> **THE RECORDS**:
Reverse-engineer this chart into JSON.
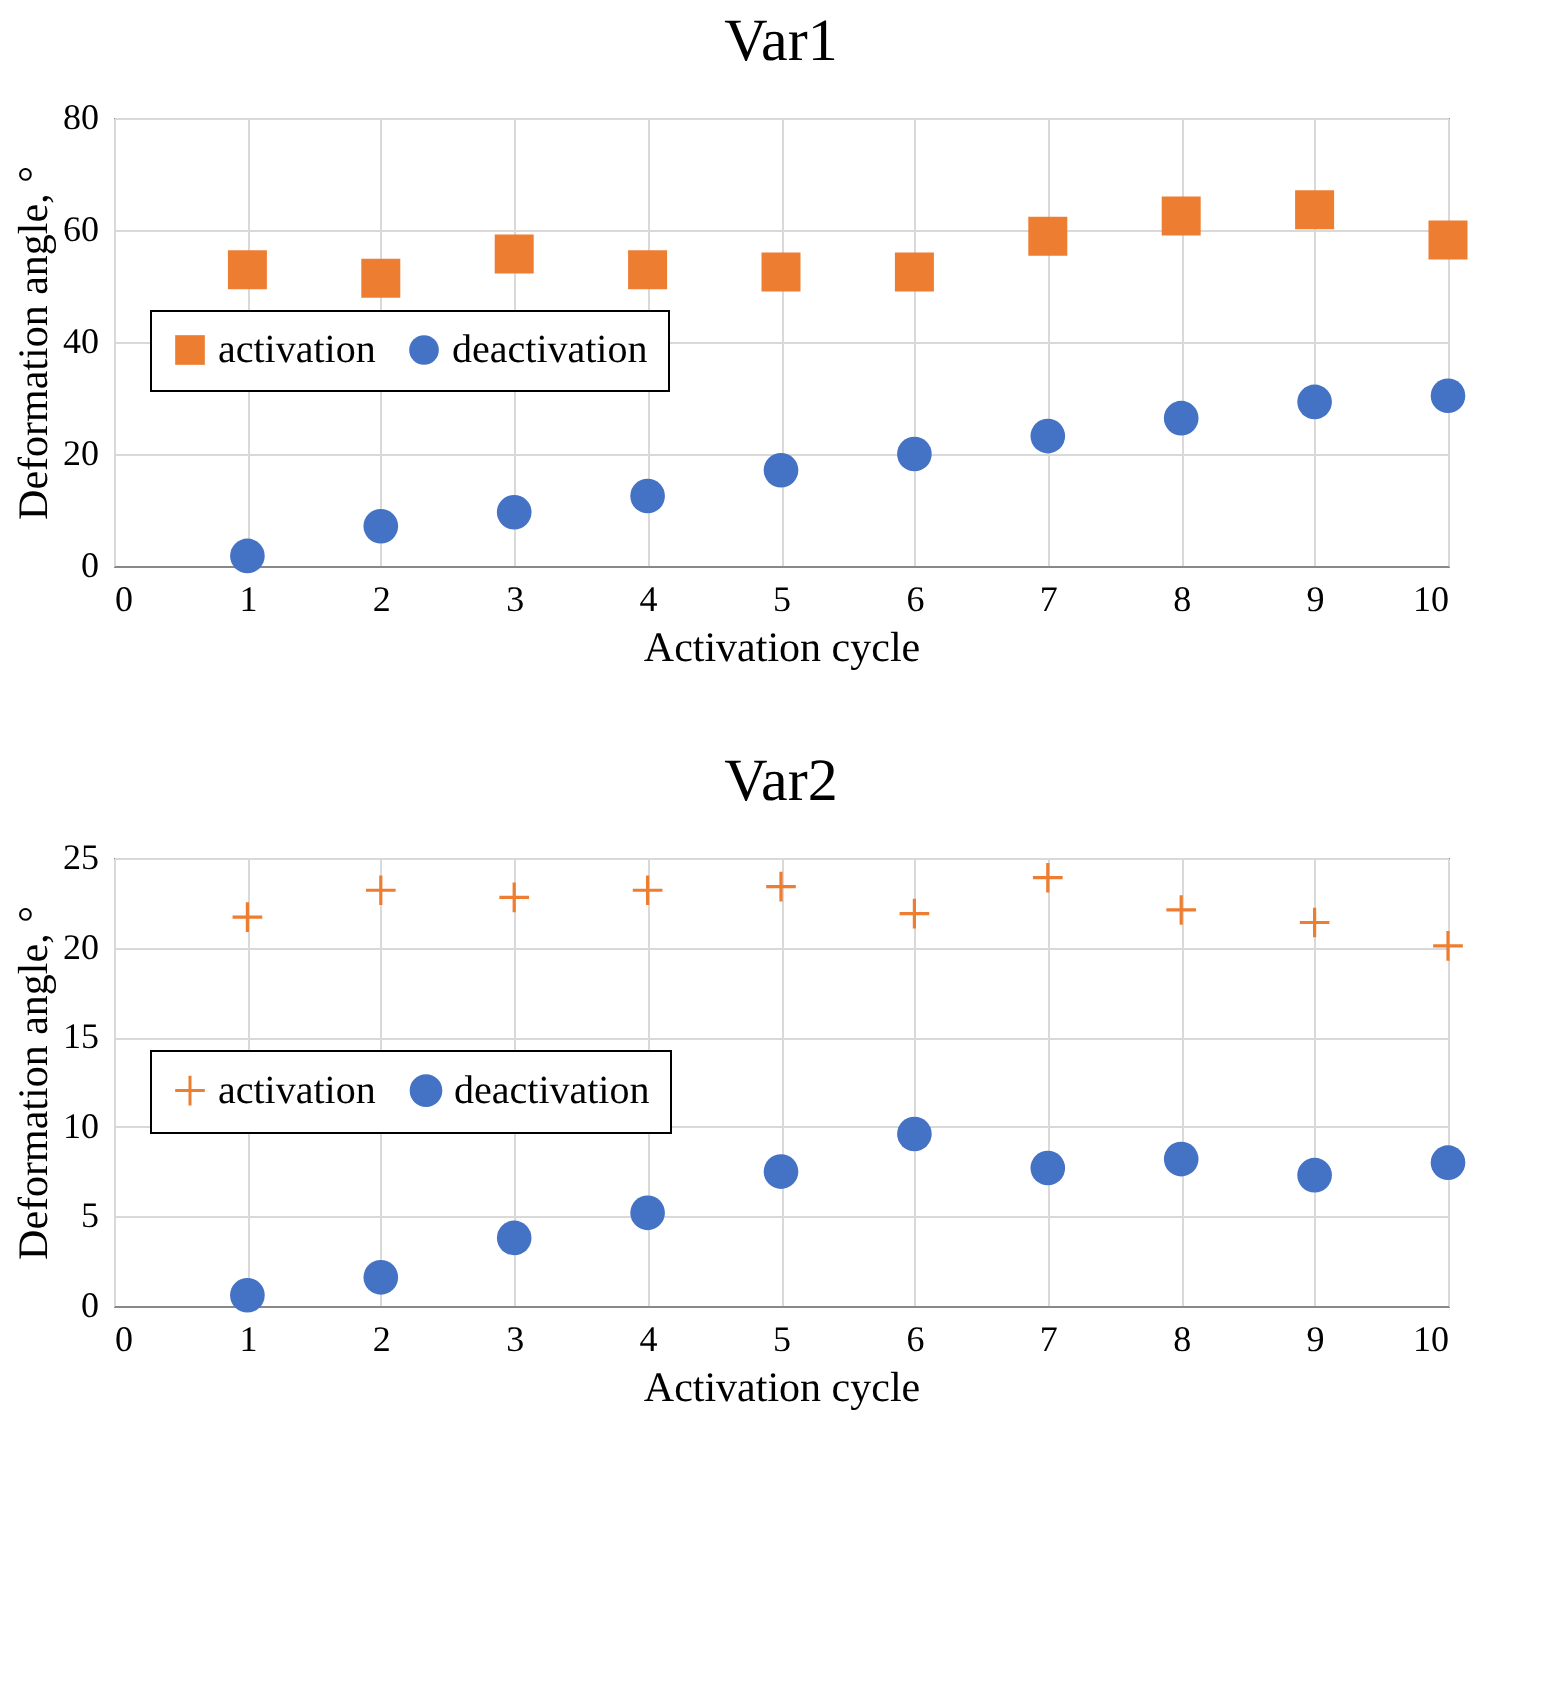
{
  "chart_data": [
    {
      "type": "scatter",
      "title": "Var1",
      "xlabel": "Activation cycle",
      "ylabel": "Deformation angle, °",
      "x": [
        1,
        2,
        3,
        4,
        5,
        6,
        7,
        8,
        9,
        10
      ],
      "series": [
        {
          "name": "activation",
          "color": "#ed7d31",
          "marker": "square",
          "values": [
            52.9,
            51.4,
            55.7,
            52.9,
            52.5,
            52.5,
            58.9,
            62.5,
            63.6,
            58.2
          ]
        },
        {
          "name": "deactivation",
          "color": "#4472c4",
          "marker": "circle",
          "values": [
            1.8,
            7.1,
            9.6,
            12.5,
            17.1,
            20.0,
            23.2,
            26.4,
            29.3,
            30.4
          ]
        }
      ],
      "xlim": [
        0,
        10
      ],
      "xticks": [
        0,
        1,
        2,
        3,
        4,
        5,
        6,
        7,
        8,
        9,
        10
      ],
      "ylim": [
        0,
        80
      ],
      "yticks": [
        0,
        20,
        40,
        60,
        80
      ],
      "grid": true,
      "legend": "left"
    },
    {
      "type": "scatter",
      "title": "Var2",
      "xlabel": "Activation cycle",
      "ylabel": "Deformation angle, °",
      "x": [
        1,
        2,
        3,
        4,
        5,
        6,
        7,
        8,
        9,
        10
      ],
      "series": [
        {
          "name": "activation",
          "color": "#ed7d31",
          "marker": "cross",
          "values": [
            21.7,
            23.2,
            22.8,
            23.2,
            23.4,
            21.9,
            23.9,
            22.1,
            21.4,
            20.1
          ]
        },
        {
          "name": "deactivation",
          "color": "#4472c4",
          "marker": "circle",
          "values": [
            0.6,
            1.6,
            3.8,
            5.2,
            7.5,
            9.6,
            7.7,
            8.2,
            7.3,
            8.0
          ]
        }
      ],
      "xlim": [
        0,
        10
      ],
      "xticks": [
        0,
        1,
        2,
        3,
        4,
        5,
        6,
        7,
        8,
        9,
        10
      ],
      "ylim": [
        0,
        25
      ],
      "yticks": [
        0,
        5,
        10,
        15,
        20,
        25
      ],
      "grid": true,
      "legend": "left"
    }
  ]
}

> **WORK TO DO**:
The records above should be reproduced exactly, with no pictures included.

> **CORRECT ANSWER**:
Reverse-engineer this chart into JSON.
{
  "chart_data": [
    {
      "type": "scatter",
      "title": "Var1",
      "xlabel": "Activation cycle",
      "ylabel": "Deformation angle, °",
      "x": [
        1,
        2,
        3,
        4,
        5,
        6,
        7,
        8,
        9,
        10
      ],
      "series": [
        {
          "name": "activation",
          "color": "#ed7d31",
          "marker": "square",
          "values": [
            52.9,
            51.4,
            55.7,
            52.9,
            52.5,
            52.5,
            58.9,
            62.5,
            63.6,
            58.2
          ]
        },
        {
          "name": "deactivation",
          "color": "#4472c4",
          "marker": "circle",
          "values": [
            1.8,
            7.1,
            9.6,
            12.5,
            17.1,
            20.0,
            23.2,
            26.4,
            29.3,
            30.4
          ]
        }
      ],
      "xlim": [
        0,
        10
      ],
      "xticks": [
        0,
        1,
        2,
        3,
        4,
        5,
        6,
        7,
        8,
        9,
        10
      ],
      "ylim": [
        0,
        80
      ],
      "yticks": [
        0,
        20,
        40,
        60,
        80
      ],
      "grid": true,
      "legend": "left"
    },
    {
      "type": "scatter",
      "title": "Var2",
      "xlabel": "Activation cycle",
      "ylabel": "Deformation angle, °",
      "x": [
        1,
        2,
        3,
        4,
        5,
        6,
        7,
        8,
        9,
        10
      ],
      "series": [
        {
          "name": "activation",
          "color": "#ed7d31",
          "marker": "cross",
          "values": [
            21.7,
            23.2,
            22.8,
            23.2,
            23.4,
            21.9,
            23.9,
            22.1,
            21.4,
            20.1
          ]
        },
        {
          "name": "deactivation",
          "color": "#4472c4",
          "marker": "circle",
          "values": [
            0.6,
            1.6,
            3.8,
            5.2,
            7.5,
            9.6,
            7.7,
            8.2,
            7.3,
            8.0
          ]
        }
      ],
      "xlim": [
        0,
        10
      ],
      "xticks": [
        0,
        1,
        2,
        3,
        4,
        5,
        6,
        7,
        8,
        9,
        10
      ],
      "ylim": [
        0,
        25
      ],
      "yticks": [
        0,
        5,
        10,
        15,
        20,
        25
      ],
      "grid": true,
      "legend": "left"
    }
  ]
}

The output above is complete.